[Required work]
Identify every line containing the word "comandare" and reproduce each one.

(Dataset rows)
## Start

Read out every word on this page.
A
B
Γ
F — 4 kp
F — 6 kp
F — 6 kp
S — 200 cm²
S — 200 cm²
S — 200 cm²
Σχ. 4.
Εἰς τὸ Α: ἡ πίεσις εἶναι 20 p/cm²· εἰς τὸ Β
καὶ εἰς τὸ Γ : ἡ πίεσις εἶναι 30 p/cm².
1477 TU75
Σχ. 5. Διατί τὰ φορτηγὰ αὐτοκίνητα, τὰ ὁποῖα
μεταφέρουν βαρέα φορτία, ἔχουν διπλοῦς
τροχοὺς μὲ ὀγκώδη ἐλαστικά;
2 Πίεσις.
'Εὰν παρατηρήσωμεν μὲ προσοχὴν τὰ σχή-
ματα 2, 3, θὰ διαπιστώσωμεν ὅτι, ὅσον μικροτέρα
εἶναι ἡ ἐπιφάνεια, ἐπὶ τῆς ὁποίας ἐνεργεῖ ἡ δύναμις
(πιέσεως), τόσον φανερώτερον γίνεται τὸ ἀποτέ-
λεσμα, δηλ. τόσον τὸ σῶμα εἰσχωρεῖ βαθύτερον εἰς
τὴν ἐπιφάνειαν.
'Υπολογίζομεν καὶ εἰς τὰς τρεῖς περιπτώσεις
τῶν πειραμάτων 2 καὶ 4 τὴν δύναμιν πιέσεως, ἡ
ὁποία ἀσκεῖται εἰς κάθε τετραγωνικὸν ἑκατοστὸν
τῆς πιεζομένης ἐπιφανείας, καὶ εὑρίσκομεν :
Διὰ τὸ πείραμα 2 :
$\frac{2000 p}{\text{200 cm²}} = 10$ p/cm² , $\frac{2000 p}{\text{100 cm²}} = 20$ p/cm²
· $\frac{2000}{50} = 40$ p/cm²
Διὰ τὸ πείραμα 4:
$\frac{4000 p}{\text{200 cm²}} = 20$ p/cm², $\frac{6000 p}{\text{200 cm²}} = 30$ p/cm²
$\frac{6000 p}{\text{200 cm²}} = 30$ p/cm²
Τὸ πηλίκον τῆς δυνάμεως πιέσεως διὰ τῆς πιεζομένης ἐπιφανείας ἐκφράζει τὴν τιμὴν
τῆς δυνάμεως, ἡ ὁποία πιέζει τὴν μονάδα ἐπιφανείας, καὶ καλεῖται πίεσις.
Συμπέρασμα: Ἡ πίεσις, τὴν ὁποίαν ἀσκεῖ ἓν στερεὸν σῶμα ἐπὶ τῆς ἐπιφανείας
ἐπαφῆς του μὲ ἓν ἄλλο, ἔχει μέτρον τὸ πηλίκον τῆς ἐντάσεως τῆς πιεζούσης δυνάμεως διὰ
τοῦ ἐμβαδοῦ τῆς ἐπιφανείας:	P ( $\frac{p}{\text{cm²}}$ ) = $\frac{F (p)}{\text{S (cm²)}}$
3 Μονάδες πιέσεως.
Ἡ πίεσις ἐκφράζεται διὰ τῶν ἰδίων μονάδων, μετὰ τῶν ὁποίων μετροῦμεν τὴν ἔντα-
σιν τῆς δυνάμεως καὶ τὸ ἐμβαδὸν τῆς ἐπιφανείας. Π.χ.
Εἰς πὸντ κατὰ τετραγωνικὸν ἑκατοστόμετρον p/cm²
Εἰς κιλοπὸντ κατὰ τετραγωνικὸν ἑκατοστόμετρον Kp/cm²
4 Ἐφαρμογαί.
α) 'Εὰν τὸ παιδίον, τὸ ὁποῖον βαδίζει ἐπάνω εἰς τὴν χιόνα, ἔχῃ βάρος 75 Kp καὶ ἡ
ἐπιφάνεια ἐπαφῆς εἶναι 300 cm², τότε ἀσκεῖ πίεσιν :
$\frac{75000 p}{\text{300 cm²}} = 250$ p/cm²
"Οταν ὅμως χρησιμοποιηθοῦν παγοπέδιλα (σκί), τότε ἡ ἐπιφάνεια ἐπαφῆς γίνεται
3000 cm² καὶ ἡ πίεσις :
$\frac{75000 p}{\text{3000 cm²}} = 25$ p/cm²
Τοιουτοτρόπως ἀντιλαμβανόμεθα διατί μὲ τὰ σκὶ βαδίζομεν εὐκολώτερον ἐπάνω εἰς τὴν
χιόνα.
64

## End
## Start

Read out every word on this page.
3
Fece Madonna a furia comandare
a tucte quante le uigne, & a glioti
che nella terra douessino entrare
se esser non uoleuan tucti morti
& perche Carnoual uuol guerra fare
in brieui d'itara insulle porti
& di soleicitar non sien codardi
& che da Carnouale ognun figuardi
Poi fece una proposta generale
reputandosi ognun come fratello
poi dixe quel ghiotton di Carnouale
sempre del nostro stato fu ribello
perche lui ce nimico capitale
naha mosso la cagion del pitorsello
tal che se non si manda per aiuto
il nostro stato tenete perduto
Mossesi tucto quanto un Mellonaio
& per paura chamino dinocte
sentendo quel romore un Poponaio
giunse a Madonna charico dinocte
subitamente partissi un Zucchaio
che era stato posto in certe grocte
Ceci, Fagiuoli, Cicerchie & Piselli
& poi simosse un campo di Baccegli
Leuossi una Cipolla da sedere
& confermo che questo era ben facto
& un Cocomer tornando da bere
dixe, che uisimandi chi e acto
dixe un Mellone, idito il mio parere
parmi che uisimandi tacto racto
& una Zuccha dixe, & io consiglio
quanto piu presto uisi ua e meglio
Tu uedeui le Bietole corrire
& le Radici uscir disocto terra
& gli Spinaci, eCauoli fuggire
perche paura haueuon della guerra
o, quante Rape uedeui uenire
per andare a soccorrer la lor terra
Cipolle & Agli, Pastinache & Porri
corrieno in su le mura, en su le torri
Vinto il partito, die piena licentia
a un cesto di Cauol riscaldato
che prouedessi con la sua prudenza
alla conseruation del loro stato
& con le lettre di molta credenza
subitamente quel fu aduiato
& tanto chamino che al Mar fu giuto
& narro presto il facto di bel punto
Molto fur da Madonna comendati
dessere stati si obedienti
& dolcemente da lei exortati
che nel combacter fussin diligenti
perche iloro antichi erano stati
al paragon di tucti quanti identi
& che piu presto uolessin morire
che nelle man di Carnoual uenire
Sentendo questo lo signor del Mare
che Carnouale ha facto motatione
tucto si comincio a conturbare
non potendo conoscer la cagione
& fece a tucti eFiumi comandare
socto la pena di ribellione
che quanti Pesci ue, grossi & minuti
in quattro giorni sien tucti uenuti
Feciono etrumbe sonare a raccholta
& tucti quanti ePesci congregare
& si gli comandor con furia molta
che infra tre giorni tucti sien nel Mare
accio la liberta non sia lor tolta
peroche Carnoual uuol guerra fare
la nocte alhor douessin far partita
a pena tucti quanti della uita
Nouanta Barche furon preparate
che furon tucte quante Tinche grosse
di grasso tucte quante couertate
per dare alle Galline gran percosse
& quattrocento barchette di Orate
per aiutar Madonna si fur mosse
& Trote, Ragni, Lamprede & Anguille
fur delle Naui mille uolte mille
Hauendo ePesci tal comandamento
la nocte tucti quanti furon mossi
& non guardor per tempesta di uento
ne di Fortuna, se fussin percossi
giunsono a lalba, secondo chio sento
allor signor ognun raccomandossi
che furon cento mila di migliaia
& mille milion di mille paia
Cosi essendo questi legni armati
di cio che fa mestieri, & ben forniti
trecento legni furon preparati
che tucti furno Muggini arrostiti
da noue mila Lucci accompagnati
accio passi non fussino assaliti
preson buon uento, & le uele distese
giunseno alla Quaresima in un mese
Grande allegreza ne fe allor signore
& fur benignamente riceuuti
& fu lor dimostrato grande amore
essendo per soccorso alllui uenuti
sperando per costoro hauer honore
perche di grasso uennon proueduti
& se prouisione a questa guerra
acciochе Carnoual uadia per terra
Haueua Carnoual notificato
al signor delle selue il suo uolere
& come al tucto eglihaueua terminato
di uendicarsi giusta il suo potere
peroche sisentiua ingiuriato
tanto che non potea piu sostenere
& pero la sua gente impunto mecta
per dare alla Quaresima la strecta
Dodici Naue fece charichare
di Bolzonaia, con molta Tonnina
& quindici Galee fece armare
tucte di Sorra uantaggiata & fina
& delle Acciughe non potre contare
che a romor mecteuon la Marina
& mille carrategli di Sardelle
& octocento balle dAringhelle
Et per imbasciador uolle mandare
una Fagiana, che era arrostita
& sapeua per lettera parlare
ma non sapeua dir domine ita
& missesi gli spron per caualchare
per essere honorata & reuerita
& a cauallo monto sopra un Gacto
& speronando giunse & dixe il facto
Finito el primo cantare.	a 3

## End
## Start

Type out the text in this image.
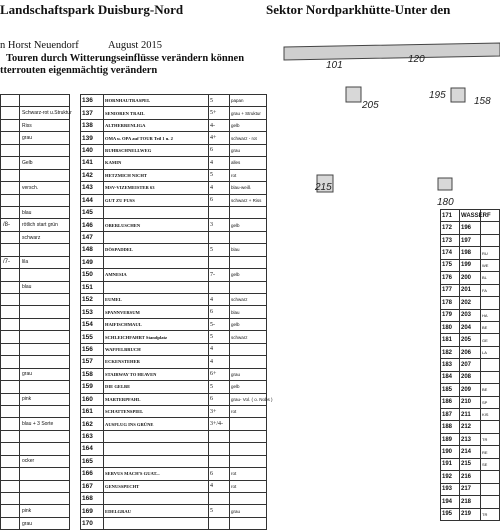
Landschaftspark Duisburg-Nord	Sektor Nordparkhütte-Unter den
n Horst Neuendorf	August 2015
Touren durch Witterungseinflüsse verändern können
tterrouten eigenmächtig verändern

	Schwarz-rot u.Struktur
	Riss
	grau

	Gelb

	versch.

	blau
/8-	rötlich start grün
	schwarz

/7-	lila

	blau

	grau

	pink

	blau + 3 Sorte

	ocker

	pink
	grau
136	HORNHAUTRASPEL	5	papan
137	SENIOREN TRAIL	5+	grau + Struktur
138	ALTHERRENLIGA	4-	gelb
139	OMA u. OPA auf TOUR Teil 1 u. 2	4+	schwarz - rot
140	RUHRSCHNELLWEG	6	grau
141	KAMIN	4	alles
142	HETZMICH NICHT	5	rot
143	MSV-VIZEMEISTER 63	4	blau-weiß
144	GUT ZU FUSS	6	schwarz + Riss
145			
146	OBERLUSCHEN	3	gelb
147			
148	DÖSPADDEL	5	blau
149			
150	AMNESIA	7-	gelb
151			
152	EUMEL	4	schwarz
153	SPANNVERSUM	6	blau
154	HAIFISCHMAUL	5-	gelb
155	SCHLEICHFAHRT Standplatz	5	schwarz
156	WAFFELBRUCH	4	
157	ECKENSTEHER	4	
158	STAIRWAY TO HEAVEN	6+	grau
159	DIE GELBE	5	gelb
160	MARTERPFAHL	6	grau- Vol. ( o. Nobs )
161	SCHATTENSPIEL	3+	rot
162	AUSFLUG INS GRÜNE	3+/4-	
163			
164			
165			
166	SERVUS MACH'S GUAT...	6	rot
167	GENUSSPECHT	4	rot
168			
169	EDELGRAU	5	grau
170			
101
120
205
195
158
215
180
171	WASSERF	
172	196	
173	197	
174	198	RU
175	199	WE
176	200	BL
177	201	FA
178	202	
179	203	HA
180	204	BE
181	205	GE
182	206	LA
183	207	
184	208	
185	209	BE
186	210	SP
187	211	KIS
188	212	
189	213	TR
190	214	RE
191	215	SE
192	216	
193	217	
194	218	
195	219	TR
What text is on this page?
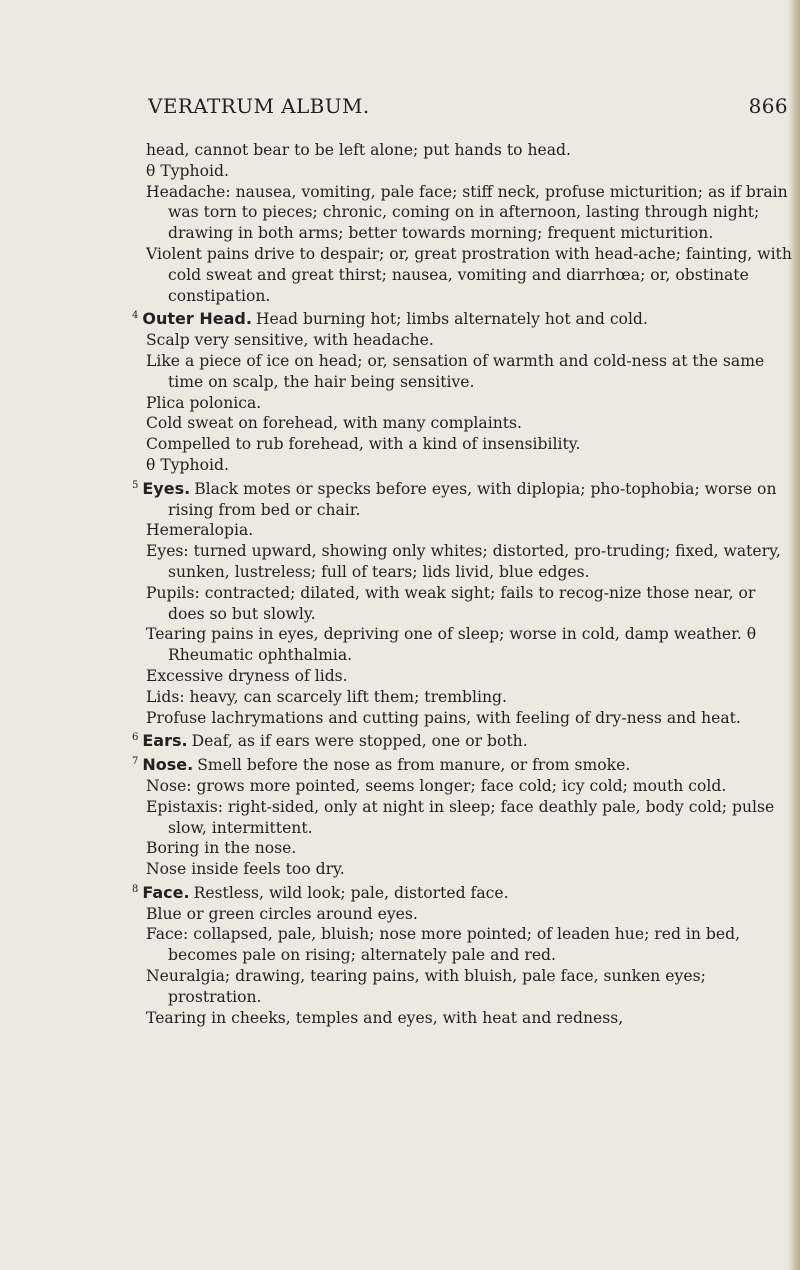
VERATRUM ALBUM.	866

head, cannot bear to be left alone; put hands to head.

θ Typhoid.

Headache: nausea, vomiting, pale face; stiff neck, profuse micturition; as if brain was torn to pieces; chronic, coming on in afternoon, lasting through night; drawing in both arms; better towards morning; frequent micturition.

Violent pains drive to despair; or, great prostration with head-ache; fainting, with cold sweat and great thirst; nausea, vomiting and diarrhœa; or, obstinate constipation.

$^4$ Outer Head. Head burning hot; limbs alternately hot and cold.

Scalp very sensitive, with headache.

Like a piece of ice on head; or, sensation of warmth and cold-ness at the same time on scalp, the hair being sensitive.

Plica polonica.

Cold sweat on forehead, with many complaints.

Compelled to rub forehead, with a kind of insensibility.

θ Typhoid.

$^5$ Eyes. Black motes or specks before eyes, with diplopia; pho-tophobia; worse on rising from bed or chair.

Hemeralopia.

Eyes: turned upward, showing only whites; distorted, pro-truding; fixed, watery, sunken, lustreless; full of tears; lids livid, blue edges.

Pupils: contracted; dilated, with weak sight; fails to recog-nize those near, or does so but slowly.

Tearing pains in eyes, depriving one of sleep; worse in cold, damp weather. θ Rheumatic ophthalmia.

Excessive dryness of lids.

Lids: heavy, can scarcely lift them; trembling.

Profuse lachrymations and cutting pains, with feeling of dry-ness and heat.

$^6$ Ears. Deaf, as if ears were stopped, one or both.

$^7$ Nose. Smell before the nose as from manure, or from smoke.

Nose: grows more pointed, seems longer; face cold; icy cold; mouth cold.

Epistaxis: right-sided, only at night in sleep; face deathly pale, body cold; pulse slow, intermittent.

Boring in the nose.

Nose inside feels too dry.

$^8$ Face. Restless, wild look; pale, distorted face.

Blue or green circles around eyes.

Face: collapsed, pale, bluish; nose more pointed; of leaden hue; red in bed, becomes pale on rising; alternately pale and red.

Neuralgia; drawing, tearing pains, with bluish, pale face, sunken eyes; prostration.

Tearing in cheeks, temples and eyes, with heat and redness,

## End

[Result]
Fece Madonna a furia comandare
& fece a tucti eFiumi comandare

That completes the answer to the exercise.